### Given request
Each line of the listing that contains the word "NtpClient" is to be copied.

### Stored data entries
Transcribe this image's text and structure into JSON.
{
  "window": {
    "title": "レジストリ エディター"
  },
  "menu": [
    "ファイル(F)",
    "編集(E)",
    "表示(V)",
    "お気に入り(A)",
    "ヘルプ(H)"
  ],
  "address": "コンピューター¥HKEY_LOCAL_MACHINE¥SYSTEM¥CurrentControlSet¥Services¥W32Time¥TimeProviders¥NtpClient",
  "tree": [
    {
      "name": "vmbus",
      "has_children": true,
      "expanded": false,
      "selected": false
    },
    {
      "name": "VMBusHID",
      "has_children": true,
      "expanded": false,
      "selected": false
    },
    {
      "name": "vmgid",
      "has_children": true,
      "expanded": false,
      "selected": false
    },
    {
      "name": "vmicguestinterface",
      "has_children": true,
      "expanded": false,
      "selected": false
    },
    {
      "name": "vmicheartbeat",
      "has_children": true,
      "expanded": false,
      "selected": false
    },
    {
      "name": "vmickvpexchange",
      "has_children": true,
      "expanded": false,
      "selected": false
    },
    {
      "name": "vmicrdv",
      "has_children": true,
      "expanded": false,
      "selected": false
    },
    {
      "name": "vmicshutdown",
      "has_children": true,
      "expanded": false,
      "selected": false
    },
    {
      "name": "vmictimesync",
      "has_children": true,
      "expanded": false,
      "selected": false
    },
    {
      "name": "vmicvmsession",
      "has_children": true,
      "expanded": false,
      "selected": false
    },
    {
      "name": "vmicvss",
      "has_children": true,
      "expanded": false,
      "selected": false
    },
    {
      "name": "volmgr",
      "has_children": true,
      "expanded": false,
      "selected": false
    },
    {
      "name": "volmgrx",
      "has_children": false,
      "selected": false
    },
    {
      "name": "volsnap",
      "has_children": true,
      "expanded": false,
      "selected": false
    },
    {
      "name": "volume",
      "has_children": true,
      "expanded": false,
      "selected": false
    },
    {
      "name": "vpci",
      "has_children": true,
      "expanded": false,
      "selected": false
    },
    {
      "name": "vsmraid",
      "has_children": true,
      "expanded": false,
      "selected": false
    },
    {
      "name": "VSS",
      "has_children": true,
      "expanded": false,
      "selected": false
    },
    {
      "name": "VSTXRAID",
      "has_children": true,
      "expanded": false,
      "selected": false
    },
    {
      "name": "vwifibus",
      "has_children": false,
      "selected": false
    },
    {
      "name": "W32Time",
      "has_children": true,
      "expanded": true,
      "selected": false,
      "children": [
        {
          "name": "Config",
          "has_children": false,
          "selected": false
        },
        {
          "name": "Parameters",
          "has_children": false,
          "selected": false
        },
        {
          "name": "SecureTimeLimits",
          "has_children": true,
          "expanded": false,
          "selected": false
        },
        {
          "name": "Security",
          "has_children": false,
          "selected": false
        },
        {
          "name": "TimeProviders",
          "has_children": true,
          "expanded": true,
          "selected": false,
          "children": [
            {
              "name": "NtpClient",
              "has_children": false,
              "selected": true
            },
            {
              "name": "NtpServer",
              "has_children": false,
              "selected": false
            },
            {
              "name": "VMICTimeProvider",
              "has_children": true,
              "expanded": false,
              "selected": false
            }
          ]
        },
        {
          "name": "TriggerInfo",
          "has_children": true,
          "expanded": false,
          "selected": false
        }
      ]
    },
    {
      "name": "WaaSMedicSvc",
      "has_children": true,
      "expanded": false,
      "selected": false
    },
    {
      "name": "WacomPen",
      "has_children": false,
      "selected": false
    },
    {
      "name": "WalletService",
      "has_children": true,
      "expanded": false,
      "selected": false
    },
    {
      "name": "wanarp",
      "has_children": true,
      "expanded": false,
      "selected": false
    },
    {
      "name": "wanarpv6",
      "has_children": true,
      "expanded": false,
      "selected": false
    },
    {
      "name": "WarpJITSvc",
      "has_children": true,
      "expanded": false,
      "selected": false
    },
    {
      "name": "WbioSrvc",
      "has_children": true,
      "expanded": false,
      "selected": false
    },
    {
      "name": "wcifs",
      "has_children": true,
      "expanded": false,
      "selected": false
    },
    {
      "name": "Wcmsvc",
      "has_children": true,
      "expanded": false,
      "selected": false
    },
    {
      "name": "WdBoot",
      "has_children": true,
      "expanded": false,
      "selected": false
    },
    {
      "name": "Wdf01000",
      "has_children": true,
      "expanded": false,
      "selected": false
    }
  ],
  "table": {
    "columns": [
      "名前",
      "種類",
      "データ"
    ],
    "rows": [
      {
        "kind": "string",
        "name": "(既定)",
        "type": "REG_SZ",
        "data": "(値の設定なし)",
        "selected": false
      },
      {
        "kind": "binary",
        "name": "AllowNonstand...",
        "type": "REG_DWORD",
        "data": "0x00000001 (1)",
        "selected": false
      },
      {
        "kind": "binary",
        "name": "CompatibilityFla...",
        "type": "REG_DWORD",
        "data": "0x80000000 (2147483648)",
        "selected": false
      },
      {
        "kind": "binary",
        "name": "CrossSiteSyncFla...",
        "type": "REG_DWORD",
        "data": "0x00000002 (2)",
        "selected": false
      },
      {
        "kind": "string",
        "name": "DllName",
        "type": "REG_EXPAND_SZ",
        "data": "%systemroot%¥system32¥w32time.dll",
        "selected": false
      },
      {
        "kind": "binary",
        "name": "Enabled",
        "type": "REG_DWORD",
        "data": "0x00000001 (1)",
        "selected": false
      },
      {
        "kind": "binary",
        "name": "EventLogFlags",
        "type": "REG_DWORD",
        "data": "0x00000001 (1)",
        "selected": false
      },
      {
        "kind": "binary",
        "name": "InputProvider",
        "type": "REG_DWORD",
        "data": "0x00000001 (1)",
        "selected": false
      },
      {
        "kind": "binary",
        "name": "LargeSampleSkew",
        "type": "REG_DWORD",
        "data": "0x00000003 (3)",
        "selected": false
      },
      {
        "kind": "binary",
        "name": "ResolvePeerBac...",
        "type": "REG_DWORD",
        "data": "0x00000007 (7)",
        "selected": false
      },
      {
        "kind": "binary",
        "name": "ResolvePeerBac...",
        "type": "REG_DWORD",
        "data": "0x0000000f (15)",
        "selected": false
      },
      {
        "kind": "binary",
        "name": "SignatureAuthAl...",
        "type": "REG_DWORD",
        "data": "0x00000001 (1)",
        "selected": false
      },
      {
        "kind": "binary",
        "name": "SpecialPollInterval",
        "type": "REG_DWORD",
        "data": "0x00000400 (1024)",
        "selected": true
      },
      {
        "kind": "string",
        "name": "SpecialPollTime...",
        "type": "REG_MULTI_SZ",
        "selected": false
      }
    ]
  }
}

### Solution to this task
  "address": "コンピューター¥HKEY_LOCAL_MACHINE¥SYSTEM¥CurrentControlSet¥Services¥W32Time¥TimeProviders¥NtpClient",
              "name": "NtpClient",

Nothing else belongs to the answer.